DESCRIPTION OF THE TASK
Can you pull out each line of the data below that includes the word "page"?

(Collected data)
— begin —

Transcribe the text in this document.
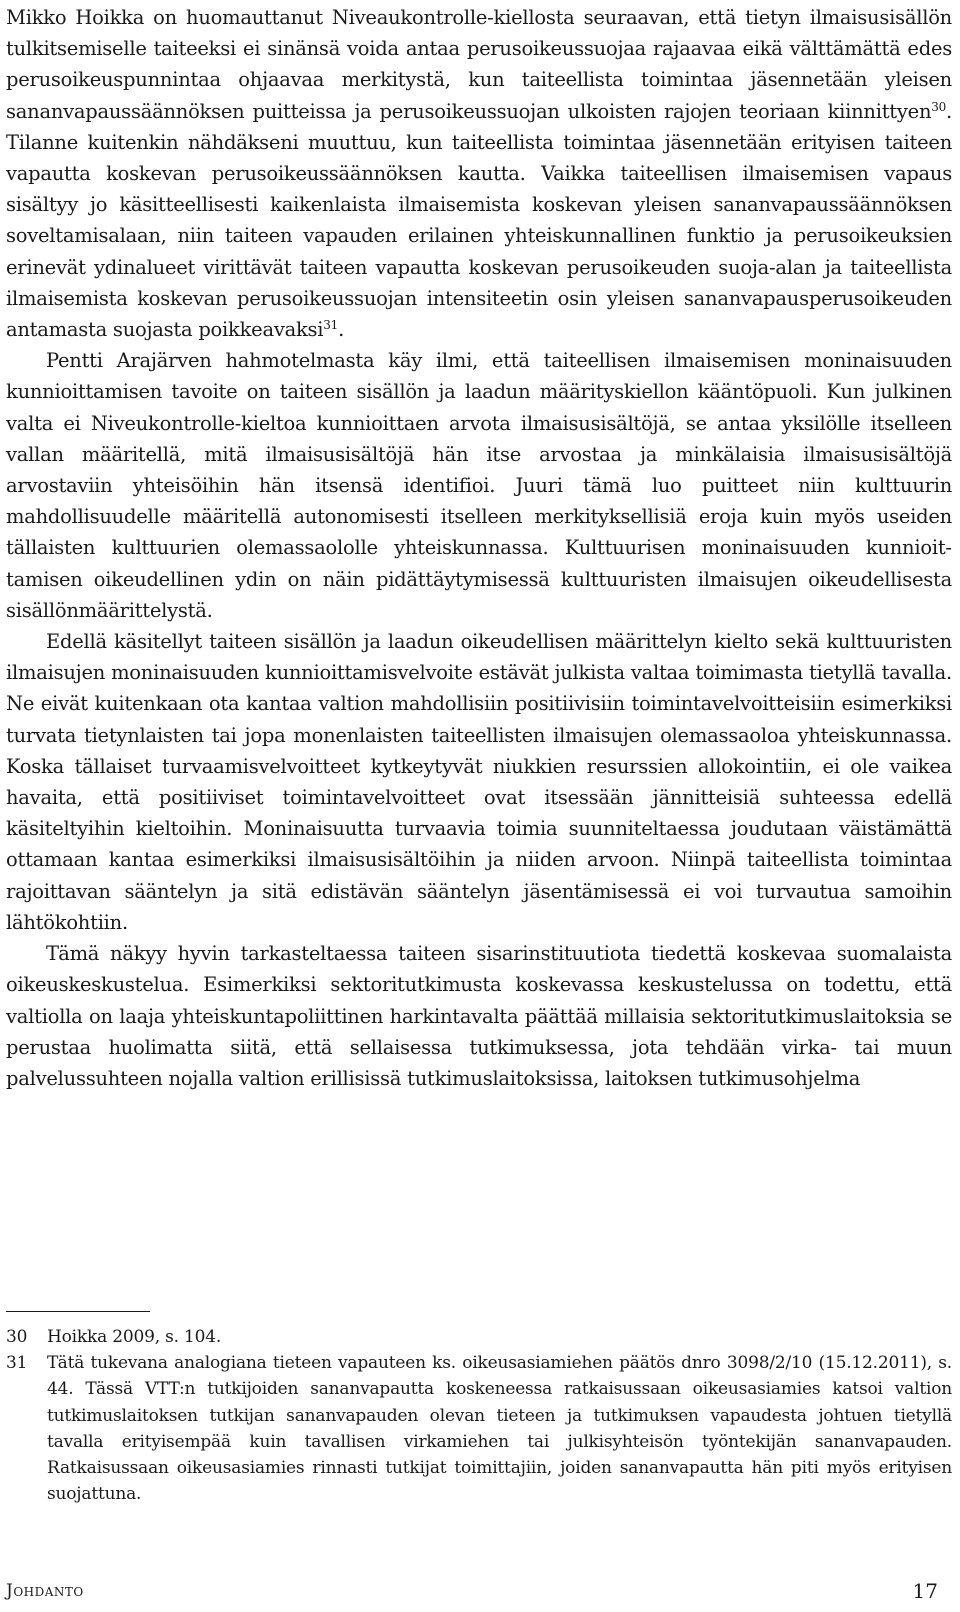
Mikko Hoikka on huomauttanut Niveaukontrolle-kiellosta seuraavan, että tietyn ilmaisusisällön tulkitsemiselle taiteeksi ei sinänsä voida antaa perusoikeussuojaa rajaavaa eikä välttämättä edes perusoikeuspunnintaa ohjaavaa merkitystä, kun taiteellista toimintaa jäsennetään yleisen sananvapaussäännöksen puitteissa ja perusoikeussuojan ulkoisten rajojen teoriaan kiinnittyen$^{30}$. Tilanne kuitenkin nähdäkseni muuttuu, kun taiteellista toimintaa jäsennetään erityisen taiteen vapautta koskevan perusoikeussäännöksen kautta. Vaikka taiteellisen ilmaisemisen vapaus sisältyy jo käsitteellisesti kaikenlaista ilmaisemista koskevan yleisen sananvapaussäännöksen soveltamisalaan, niin taiteen vapauden erilainen yhteiskunnallinen funktio ja perusoikeuksien erinevät ydinalueet virittävät taiteen vapautta koskevan perusoikeuden suoja-alan ja taiteellista ilmaisemista koskevan perusoikeussuojan intensiteetin osin yleisen sananvapausperusoikeuden antamasta suojasta poikkeavaksi$^{31}$.

Pentti Arajärven hahmotelmasta käy ilmi, että taiteellisen ilmaisemisen moninaisuuden kunnioittamisen tavoite on taiteen sisällön ja laadun määrityskiellon kääntöpuoli. Kun julkinen valta ei Niveukontrolle-kieltoa kunnioittaen arvota ilmaisusisältöjä, se antaa yksilölle itselleen vallan määritellä, mitä ilmaisusisältöjä hän itse arvostaa ja minkälaisia ilmaisusisältöjä arvostaviin yhteisöihin hän itsensä identifioi. Juuri tämä luo puitteet niin kulttuurin mahdollisuudelle määritellä autonomisesti itselleen merkityksellisiä eroja kuin myös useiden tällaisten kulttuurien olemassaololle yhteiskunnassa. Kulttuurisen moninaisuuden kunnioittamisen oikeudellinen ydin on näin pidättäytymisessä kulttuuristen ilmaisujen oikeudellisesta sisällönmäärittelystä.

Edellä käsitellyt taiteen sisällön ja laadun oikeudellisen määrittelyn kielto sekä kulttuuristen ilmaisujen moninaisuuden kunnioittamisvelvoite estävät julkista valtaa toimimasta tietyllä tavalla. Ne eivät kuitenkaan ota kantaa valtion mahdollisiin positiivisiin toimintavelvoitteisiin esimerkiksi turvata tietynlaisten tai jopa monenlaisten taiteellisten ilmaisujen olemassaoloa yhteiskunnassa. Koska tällaiset turvaamisvelvoitteet kytkeytyvät niukkien resurssien allokointiin, ei ole vaikea havaita, että positiiviset toimintavelvoitteet ovat itsessään jännitteisiä suhteessa edellä käsiteltyihin kieltoihin. Moninaisuutta turvaavia toimia suunniteltaessa joudutaan väistämättä ottamaan kantaa esimerkiksi ilmaisusisältöihin ja niiden arvoon. Niinpä taiteellista toimintaa rajoittavan sääntelyn ja sitä edistävän sääntelyn jäsentämisessä ei voi turvautua samoihin lähtökohtiin.

Tämä näkyy hyvin tarkasteltaessa taiteen sisarinstituutiota tiedettä koskevaa suomalaista oikeuskeskustelua. Esimerkiksi sektoritutkimusta koskevassa keskustelussa on todettu, että valtiolla on laaja yhteiskuntapoliittinen harkintavalta päättää millaisia sektoritutkimuslaitoksia se perustaa huolimatta siitä, että sellaisessa tutkimuksessa, jota tehdään virka- tai muun palvelussuhteen nojalla valtion erillisissä tutkimuslaitoksissa, laitoksen tutkimusohjelma

30	Hoikka 2009, s. 104.
31	Tätä tukevana analogiana tieteen vapauteen ks. oikeusasiamiehen päätös dnro 3098/2/10 (15.12.2011), s. 44. Tässä VTT:n tutkijoiden sananvapautta koskeneessa ratkaisussaan oikeusasiamies katsoi valtion tutkimuslaitoksen tutkijan sananvapauden olevan tieteen ja tutkimuksen vapaudesta johtuen tietyllä tavalla erityisempää kuin tavallisen virkamiehen tai julkisyhteisön työntekijän sananvapauden. Ratkaisussaan oikeusasiamies rinnasti tutkijat toimittajiin, joiden sananvapautta hän piti myös erityisen suojattuna.
Johdanto	17
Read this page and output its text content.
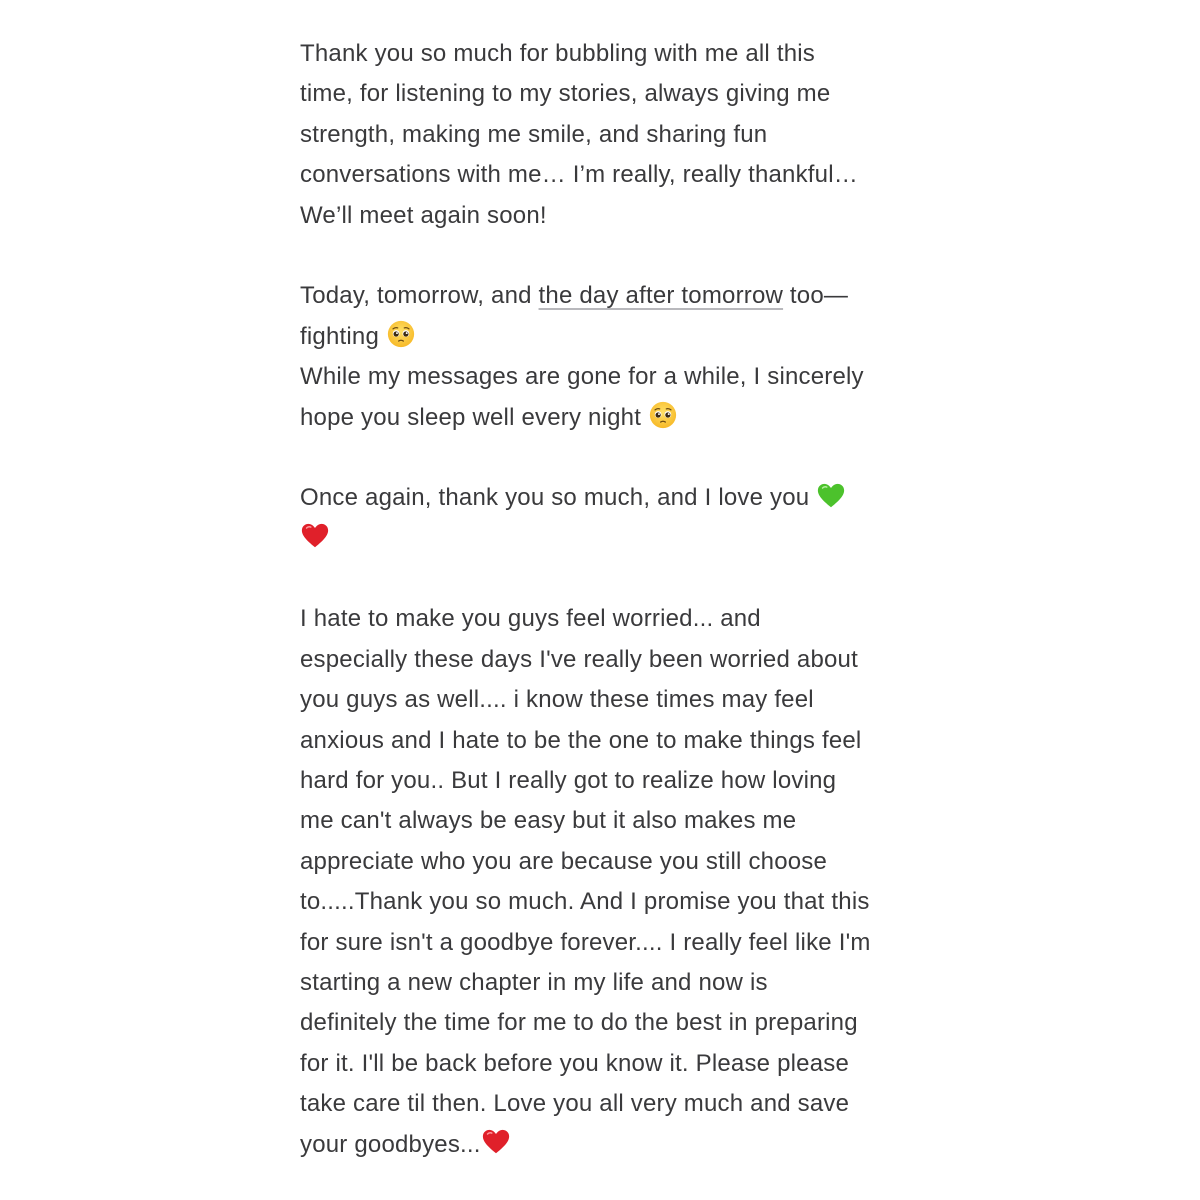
Thank you so much for bubbling with me all this
time, for listening to my stories, always giving me
strength, making me smile, and sharing fun
conversations with me… I’m really, really thankful…
We’ll meet again soon!
Today, tomorrow, and the day after tomorrow too—
fighting
While my messages are gone for a while, I sincerely
hope you sleep well every night
Once again, thank you so much, and I love you
I hate to make you guys feel worried... and
especially these days I've really been worried about
you guys as well.... i know these times may feel
anxious and I hate to be the one to make things feel
hard for you.. But I really got to realize how loving
me can't always be easy but it also makes me
appreciate who you are because you still choose
to.....Thank you so much. And I promise you that this
for sure isn't a goodbye forever.... I really feel like I'm
starting a new chapter in my life and now is
definitely the time for me to do the best in preparing
for it. I'll be back before you know it. Please please
take care til then. Love you all very much and save
your goodbyes...
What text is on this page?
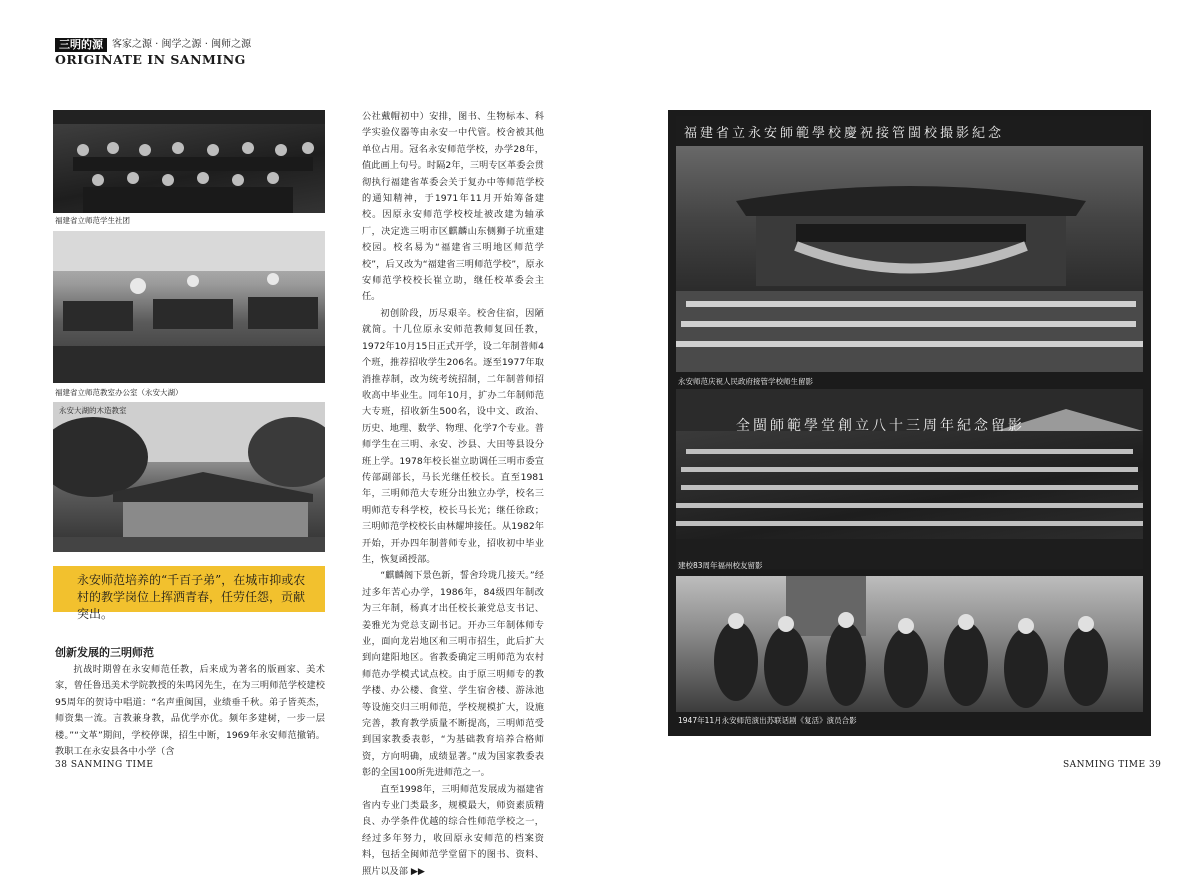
三明的源 客家之源 · 闽学之源 · 闽师之源
ORIGINATE IN SANMING
福建省立师范学生社团
福建省立师范教室办公室（永安大湖）
永安大湖的木造教室

永安师范培养的“千百子弟”，在城市抑或农村的教学岗位上挥洒青春，任劳任怨，贡献突出。

创新发展的三明师范

抗战时期曾在永安师范任教，后来成为著名的版画家、美术家，曾任鲁迅美术学院教授的朱鸣冈先生，在为三明师范学校建校95周年的贺诗中唱道：“名声重闽国，业绩垂千秋。弟子皆英杰，师资集一流。言教兼身教，品优学亦优。频年多建树，一步一层楼。”“文革”期间，学校停课，招生中断，1969年永安师范撤销。教职工在永安县各中小学（含

公社戴帽初中）安排，图书、生物标本、科学实验仪器等由永安一中代管。校舍被其他单位占用。冠名永安师范学校，办学28年，值此画上句号。时隔2年，三明专区革委会贯彻执行福建省革委会关于复办中等师范学校的通知精神，于1971年11月开始筹备建校。因原永安师范学校校址被改建为轴承厂，决定选三明市区麒麟山东侧狮子坑重建校园。校名易为“福建省三明地区师范学校”，后又改为“福建省三明师范学校”，原永安师范学校校长崔立助，继任校革委会主任。

初创阶段，历尽艰辛。校舍住宿，因陋就简。十几位原永安师范教师复回任教，1972年10月15日正式开学，设二年制普师4个班，推荐招收学生206名。逐至1977年取消推荐制，改为统考统招制，二年制普师招收高中毕业生。同年10月，扩办二年制师范大专班，招收新生500名，设中文、政治、历史、地理、数学、物理、化学7个专业。普师学生在三明、永安、沙县、大田等县设分班上学。1978年校长崔立助调任三明市委宣传部副部长，马长光继任校长。直至1981年，三明师范大专班分出独立办学，校名三明师范专科学校，校长马长光；继任徐政；三明师范学校校长由林耀坤接任。从1982年开始，开办四年制普师专业，招收初中毕业生，恢复函授部。

“麒麟阁下景色新，誓舍玲珑几接天。”经过多年苦心办学，1986年，84级四年制改为三年制，杨真才出任校长兼党总支书记、姜雅光为党总支副书记。开办三年制体师专业，面向龙岩地区和三明市招生，此后扩大到向建阳地区。省教委确定三明师范为农村师范办学模式试点校。由于原三明师专的教学楼、办公楼、食堂、学生宿舍楼、游泳池等设施交归三明师范，学校规模扩大，设施完善，教育教学质量不断提高，三明师范受到国家教委表彰，“为基础教育培养合格师资，方向明确，成绩显著。”成为国家教委表彰的全国100所先进师范之一。

直至1998年，三明师范发展成为福建省省内专业门类最多，规模最大，师资素质精良、办学条件优越的综合性师范学校之一，经过多年努力，收回原永安师范的档案资料，包括全闽师范学堂留下的图书、资料、照片以及部 ▶▶

福建省立永安師範學校慶祝接管閩校撮影紀念
永安师范庆祝人民政府接管学校师生留影
全閩師範學堂創立八十三周年紀念留影
建校83周年福州校友留影
1947年11月永安师范演出苏联话剧《复活》演员合影
38 SANMING TIME	SANMING TIME 39
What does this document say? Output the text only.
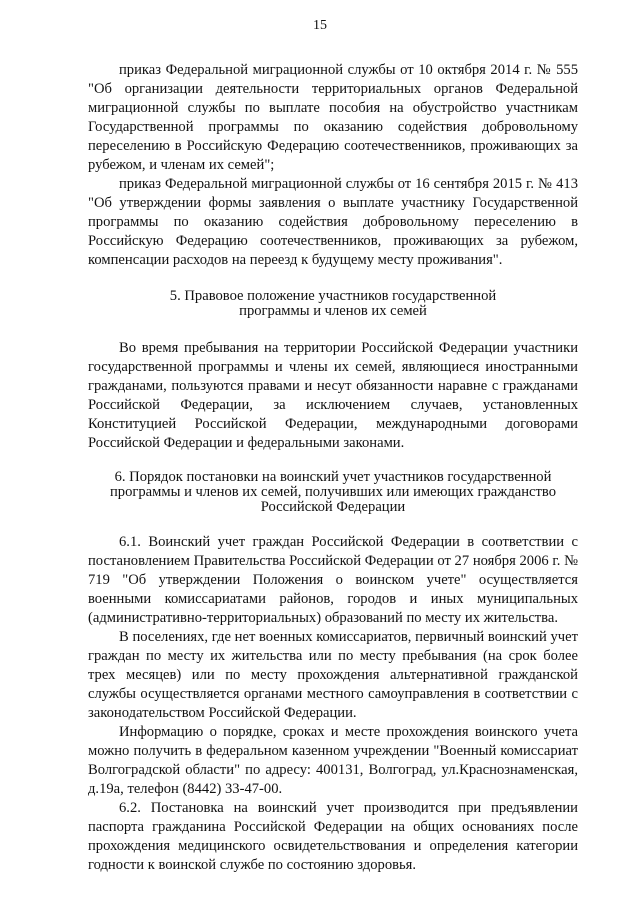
15

приказ Федеральной миграционной службы от 10 октября 2014 г. № 555 "Об организации деятельности территориальных органов Федеральной миграционной службы по выплате пособия на обустройство участникам Государственной программы по оказанию содействия добровольному переселению в Российскую Федерацию соотечественников, проживающих за рубежом, и членам их семей";

приказ Федеральной миграционной службы от 16 сентября 2015 г. № 413 "Об утверждении формы заявления о выплате участнику Государственной программы по оказанию содействия добровольному переселению в Российскую Федерацию соотечественников, проживающих за рубежом, компенсации расходов на переезд к будущему месту проживания".

5. Правовое положение участников государственной
программы и членов их семей

Во время пребывания на территории Российской Федерации участники государственной программы и члены их семей, являющиеся иностранными гражданами, пользуются правами и несут обязанности наравне с гражданами Российской Федерации, за исключением случаев, установленных Конституцией Российской Федерации, международными договорами Российской Федерации и федеральными законами.

6. Порядок постановки на воинский учет участников государственной
программы и членов их семей, получивших или имеющих гражданство
Российской Федерации

6.1. Воинский учет граждан Российской Федерации в соответствии с постановлением Правительства Российской Федерации от 27 ноября 2006 г. № 719 "Об утверждении Положения о воинском учете" осуществляется военными комиссариатами районов, городов и иных муниципальных (административно-территориальных) образований по месту их жительства.

В поселениях, где нет военных комиссариатов, первичный воинский учет граждан по месту их жительства или по месту пребывания (на срок более трех месяцев) или по месту прохождения альтернативной гражданской службы осуществляется органами местного самоуправления в соответствии с законодательством Российской Федерации.

Информацию о порядке, сроках и месте прохождения воинского учета можно получить в федеральном казенном учреждении "Военный комиссариат Волгоградской области" по адресу: 400131, Волгоград, ул.Краснознаменская, д.19а, телефон (8442) 33-47-00.

6.2. Постановка на воинский учет производится при предъявлении паспорта гражданина Российской Федерации на общих основаниях после прохождения медицинского освидетельствования и определения категории годности к воинской службе по состоянию здоровья.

— end —

RESULT FOR THIS TASK
Read this page and output its text content.
What text is on this page?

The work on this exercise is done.